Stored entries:

__________________________________________________

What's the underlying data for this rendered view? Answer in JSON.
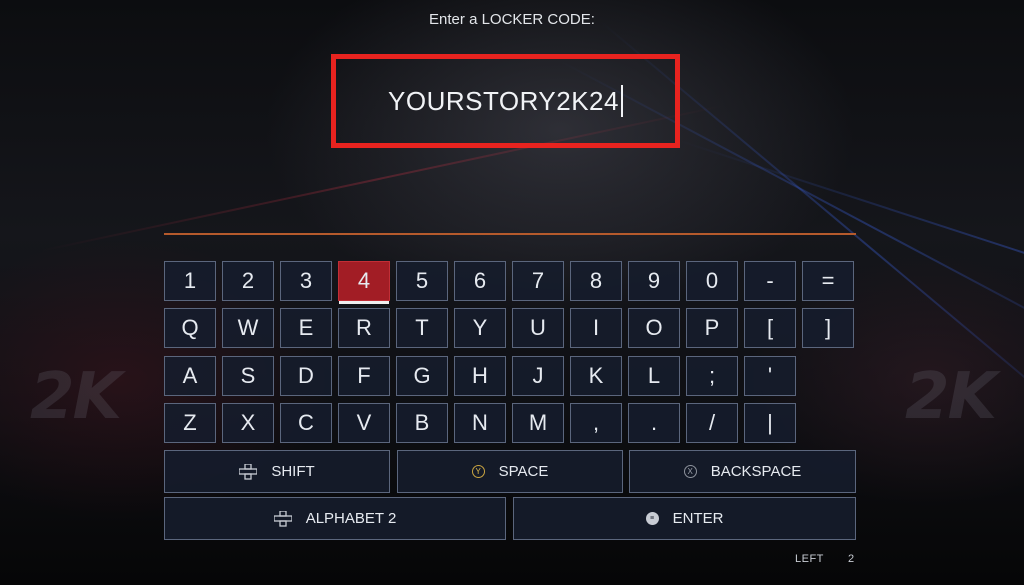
{
  "prompt": "Enter a LOCKER CODE:",
  "code": {
    "value": "YOURSTORY2K24"
  },
  "background": {
    "logo_text": "2K"
  },
  "keyboard": {
    "rows": [
      [
        "1",
        "2",
        "3",
        "4",
        "5",
        "6",
        "7",
        "8",
        "9",
        "0",
        "-",
        "="
      ],
      [
        "Q",
        "W",
        "E",
        "R",
        "T",
        "Y",
        "U",
        "I",
        "O",
        "P",
        "[",
        "]"
      ],
      [
        "A",
        "S",
        "D",
        "F",
        "G",
        "H",
        "J",
        "K",
        "L",
        ";",
        "'"
      ],
      [
        "Z",
        "X",
        "C",
        "V",
        "B",
        "N",
        "M",
        ",",
        ".",
        "/",
        "|"
      ]
    ],
    "selected_key": "4"
  },
  "actions": {
    "shift": {
      "label": "SHIFT",
      "icon": "dpad-icon"
    },
    "space": {
      "label": "SPACE",
      "icon": "y-button-icon",
      "glyph": "Y"
    },
    "backspace": {
      "label": "BACKSPACE",
      "icon": "x-button-icon",
      "glyph": "X"
    },
    "alphabet": {
      "label": "ALPHABET 2",
      "icon": "dpad-icon"
    },
    "enter": {
      "label": "ENTER",
      "icon": "menu-button-icon",
      "glyph": "≡"
    }
  },
  "footer": {
    "left_label": "LEFT",
    "left_value": "2"
  },
  "colors": {
    "highlight_box": "#e8231f",
    "selected_key": "#a21d25",
    "divider": "#b55a2c"
  }
}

__________________________________________________

● **Given instruction**
Extract the full listing above verbatim; pictures are to be left out of the copy.

● **Written answer**
What's the underlying data for this rendered view? Answer in JSON.
{
  "prompt": "Enter a LOCKER CODE:",
  "code": {
    "value": "YOURSTORY2K24"
  },
  "background": {
    "logo_text": "2K"
  },
  "keyboard": {
    "rows": [
      [
        "1",
        "2",
        "3",
        "4",
        "5",
        "6",
        "7",
        "8",
        "9",
        "0",
        "-",
        "="
      ],
      [
        "Q",
        "W",
        "E",
        "R",
        "T",
        "Y",
        "U",
        "I",
        "O",
        "P",
        "[",
        "]"
      ],
      [
        "A",
        "S",
        "D",
        "F",
        "G",
        "H",
        "J",
        "K",
        "L",
        ";",
        "'"
      ],
      [
        "Z",
        "X",
        "C",
        "V",
        "B",
        "N",
        "M",
        ",",
        ".",
        "/",
        "|"
      ]
    ],
    "selected_key": "4"
  },
  "actions": {
    "shift": {
      "label": "SHIFT",
      "icon": "dpad-icon"
    },
    "space": {
      "label": "SPACE",
      "icon": "y-button-icon",
      "glyph": "Y"
    },
    "backspace": {
      "label": "BACKSPACE",
      "icon": "x-button-icon",
      "glyph": "X"
    },
    "alphabet": {
      "label": "ALPHABET 2",
      "icon": "dpad-icon"
    },
    "enter": {
      "label": "ENTER",
      "icon": "menu-button-icon",
      "glyph": "≡"
    }
  },
  "footer": {
    "left_label": "LEFT",
    "left_value": "2"
  },
  "colors": {
    "highlight_box": "#e8231f",
    "selected_key": "#a21d25",
    "divider": "#b55a2c"
  }
}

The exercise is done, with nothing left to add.